### WHAT THE TASK ASKS:
Copy out the listing word for word, from its first line through the line holding "main-nav: ABOUT US", including both of them.

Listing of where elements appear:
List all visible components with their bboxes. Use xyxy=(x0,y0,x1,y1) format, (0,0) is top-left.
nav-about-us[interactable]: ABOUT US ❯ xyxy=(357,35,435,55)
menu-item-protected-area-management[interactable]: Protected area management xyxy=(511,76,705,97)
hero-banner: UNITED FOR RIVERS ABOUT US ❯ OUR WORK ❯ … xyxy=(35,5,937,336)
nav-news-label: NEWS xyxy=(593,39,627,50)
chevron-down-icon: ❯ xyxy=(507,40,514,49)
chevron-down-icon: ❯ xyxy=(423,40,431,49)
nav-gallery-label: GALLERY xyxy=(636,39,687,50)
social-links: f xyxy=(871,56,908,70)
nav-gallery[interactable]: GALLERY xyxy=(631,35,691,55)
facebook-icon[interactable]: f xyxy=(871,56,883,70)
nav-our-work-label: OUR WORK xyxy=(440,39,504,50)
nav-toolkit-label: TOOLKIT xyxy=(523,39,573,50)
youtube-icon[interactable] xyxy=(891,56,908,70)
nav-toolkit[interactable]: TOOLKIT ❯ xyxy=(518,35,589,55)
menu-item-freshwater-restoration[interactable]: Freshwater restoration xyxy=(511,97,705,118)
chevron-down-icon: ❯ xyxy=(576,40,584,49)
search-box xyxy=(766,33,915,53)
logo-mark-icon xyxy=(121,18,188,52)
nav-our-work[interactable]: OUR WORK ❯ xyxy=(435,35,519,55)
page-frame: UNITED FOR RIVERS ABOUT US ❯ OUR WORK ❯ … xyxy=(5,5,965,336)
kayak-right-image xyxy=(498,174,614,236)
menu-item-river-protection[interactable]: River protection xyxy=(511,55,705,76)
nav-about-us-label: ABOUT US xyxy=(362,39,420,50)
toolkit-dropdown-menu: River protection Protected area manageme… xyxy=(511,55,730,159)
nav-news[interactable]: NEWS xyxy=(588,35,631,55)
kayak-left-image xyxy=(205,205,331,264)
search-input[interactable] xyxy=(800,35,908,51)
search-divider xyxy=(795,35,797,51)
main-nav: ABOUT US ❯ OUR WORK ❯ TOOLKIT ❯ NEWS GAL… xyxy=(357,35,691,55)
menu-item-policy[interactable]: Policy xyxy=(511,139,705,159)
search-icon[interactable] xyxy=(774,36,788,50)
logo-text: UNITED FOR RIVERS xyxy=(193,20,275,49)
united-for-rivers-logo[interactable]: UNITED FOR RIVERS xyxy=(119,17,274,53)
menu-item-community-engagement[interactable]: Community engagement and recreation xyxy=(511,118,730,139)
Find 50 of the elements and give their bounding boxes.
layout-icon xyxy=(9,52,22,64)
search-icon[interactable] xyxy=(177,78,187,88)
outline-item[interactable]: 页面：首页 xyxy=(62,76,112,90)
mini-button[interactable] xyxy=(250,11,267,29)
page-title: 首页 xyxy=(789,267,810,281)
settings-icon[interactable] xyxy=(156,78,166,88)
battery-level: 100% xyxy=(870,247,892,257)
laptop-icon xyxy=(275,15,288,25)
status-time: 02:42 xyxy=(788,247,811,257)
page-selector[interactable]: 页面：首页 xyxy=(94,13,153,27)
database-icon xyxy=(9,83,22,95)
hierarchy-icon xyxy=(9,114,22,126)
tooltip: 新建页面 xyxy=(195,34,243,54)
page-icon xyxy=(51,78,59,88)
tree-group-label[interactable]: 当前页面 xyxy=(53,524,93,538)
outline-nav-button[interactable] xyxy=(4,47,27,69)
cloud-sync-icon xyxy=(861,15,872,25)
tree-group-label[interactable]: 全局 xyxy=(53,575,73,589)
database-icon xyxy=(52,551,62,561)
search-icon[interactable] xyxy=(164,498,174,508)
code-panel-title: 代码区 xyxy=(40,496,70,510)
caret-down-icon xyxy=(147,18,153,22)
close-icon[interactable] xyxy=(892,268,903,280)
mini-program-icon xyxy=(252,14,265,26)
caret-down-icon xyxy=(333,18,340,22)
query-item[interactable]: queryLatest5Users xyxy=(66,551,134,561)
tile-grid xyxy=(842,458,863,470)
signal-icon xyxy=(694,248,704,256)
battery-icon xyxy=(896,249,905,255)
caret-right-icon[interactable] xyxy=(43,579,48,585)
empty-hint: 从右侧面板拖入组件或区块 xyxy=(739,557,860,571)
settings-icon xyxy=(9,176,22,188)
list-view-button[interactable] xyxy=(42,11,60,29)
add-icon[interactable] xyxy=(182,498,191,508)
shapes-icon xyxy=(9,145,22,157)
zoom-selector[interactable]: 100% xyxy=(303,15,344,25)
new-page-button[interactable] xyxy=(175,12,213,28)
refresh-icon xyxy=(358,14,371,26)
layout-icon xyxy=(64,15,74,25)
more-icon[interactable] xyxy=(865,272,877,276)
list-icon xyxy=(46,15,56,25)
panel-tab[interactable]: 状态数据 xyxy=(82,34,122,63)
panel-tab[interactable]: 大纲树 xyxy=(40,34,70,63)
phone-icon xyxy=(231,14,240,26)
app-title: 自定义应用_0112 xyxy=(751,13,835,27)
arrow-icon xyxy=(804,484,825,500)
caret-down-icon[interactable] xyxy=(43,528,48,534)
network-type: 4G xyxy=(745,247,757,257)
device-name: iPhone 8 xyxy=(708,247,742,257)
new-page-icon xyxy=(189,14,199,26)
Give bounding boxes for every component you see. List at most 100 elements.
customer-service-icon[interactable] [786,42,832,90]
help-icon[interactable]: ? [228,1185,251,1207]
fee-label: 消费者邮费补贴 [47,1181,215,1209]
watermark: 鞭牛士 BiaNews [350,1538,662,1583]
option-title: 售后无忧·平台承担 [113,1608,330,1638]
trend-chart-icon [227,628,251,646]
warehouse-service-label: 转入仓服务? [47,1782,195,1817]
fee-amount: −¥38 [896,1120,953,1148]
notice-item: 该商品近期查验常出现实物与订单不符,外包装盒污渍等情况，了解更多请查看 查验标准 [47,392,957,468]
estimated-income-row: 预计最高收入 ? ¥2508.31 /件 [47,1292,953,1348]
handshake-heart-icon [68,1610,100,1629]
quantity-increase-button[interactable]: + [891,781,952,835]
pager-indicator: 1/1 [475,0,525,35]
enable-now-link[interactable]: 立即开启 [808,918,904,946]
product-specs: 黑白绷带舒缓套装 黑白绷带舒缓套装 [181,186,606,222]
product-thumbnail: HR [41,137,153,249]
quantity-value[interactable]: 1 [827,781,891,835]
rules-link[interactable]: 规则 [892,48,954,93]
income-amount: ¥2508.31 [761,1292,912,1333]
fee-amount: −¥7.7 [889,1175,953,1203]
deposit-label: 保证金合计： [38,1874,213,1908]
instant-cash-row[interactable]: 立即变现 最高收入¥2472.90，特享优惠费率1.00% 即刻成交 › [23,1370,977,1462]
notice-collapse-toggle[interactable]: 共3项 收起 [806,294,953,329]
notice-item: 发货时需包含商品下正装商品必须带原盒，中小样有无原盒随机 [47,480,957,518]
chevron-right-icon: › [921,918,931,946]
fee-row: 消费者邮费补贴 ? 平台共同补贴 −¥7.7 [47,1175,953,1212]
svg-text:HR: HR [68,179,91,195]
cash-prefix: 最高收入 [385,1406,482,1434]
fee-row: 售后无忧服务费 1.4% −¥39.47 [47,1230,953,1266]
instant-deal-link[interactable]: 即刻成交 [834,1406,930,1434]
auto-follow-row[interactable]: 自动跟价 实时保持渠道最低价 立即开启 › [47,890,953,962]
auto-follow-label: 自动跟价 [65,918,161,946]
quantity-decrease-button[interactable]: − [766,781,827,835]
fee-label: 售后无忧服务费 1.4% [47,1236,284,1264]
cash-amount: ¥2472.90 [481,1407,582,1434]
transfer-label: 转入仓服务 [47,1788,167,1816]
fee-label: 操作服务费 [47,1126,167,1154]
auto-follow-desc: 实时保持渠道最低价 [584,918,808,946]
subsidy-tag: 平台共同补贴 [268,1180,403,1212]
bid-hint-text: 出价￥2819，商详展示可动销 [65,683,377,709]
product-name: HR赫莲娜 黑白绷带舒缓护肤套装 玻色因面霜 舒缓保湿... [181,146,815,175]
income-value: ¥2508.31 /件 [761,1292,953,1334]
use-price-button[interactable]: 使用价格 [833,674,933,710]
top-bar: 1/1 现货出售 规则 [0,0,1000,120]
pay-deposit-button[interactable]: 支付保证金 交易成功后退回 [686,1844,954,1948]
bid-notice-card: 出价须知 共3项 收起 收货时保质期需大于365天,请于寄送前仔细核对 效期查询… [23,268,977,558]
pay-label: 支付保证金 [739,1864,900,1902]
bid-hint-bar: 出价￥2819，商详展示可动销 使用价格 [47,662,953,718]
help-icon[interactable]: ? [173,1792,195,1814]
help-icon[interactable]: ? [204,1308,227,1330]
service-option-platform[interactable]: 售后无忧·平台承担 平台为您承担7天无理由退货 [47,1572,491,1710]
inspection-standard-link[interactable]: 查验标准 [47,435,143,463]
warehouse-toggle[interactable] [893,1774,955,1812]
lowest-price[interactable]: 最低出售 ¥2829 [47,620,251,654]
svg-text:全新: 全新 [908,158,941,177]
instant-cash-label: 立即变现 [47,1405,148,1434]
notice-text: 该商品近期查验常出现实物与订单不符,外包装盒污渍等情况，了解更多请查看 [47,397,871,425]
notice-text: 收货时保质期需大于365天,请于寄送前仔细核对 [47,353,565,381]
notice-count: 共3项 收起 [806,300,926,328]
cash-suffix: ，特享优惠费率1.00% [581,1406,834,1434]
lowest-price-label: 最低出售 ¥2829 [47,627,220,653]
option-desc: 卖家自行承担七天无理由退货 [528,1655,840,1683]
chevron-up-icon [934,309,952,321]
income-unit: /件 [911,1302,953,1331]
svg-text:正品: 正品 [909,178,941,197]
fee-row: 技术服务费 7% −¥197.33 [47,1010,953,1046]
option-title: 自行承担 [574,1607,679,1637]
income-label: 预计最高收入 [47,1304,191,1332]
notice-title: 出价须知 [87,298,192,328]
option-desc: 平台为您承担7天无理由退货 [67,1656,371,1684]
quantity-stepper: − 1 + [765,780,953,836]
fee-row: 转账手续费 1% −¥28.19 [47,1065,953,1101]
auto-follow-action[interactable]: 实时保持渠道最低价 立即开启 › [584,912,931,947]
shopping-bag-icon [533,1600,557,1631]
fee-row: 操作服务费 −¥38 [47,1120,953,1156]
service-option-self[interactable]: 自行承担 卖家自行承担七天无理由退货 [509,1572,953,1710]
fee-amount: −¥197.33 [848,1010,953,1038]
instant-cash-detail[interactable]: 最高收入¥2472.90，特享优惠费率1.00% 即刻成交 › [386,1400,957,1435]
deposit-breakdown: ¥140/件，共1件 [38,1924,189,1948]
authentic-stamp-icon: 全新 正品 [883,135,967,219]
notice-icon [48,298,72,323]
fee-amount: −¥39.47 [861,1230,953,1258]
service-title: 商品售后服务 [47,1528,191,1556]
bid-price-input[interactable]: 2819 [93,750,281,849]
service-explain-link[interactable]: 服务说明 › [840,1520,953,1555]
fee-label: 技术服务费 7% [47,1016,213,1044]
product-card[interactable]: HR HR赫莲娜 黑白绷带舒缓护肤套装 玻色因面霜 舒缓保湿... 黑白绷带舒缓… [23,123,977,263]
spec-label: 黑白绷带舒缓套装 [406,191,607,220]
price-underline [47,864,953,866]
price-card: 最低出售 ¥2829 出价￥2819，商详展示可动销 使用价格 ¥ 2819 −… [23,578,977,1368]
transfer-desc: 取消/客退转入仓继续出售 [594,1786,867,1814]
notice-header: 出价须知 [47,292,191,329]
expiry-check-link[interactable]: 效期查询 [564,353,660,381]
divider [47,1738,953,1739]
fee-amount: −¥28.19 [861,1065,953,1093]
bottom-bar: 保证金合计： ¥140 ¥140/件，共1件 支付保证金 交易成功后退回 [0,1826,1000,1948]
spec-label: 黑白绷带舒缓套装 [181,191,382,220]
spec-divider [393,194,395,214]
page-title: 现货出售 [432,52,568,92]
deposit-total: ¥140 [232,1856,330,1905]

### WRITTEN ANSWER:
List all visible components with their bboxes. Use xyxy=(x0,y0,x1,y1) format, (0,0) is top-left.
nav-about-us[interactable]: ABOUT US ❯ xyxy=(357,35,435,55)
menu-item-protected-area-management[interactable]: Protected area management xyxy=(511,76,705,97)
hero-banner: UNITED FOR RIVERS ABOUT US ❯ OUR WORK ❯ … xyxy=(35,5,937,336)
nav-news-label: NEWS xyxy=(593,39,627,50)
chevron-down-icon: ❯ xyxy=(507,40,514,49)
chevron-down-icon: ❯ xyxy=(423,40,431,49)
nav-gallery-label: GALLERY xyxy=(636,39,687,50)
social-links: f xyxy=(871,56,908,70)
nav-gallery[interactable]: GALLERY xyxy=(631,35,691,55)
facebook-icon[interactable]: f xyxy=(871,56,883,70)
nav-our-work-label: OUR WORK xyxy=(440,39,504,50)
nav-toolkit-label: TOOLKIT xyxy=(523,39,573,50)
youtube-icon[interactable] xyxy=(891,56,908,70)
nav-toolkit[interactable]: TOOLKIT ❯ xyxy=(518,35,589,55)
menu-item-freshwater-restoration[interactable]: Freshwater restoration xyxy=(511,97,705,118)
chevron-down-icon: ❯ xyxy=(576,40,584,49)
search-box xyxy=(766,33,915,53)
logo-mark-icon xyxy=(121,18,188,52)
nav-our-work[interactable]: OUR WORK ❯ xyxy=(435,35,519,55)
page-frame: UNITED FOR RIVERS ABOUT US ❯ OUR WORK ❯ … xyxy=(5,5,965,336)
kayak-right-image xyxy=(498,174,614,236)
menu-item-river-protection[interactable]: River protection xyxy=(511,55,705,76)
nav-about-us-label: ABOUT US xyxy=(362,39,420,50)
toolkit-dropdown-menu: River protection Protected area manageme… xyxy=(511,55,730,159)
nav-news[interactable]: NEWS xyxy=(588,35,631,55)
kayak-left-image xyxy=(205,205,331,264)
search-input[interactable] xyxy=(800,35,908,51)
search-divider xyxy=(795,35,797,51)
main-nav: ABOUT US ❯ OUR WORK ❯ TOOLKIT ❯ NEWS GAL… xyxy=(357,35,691,55)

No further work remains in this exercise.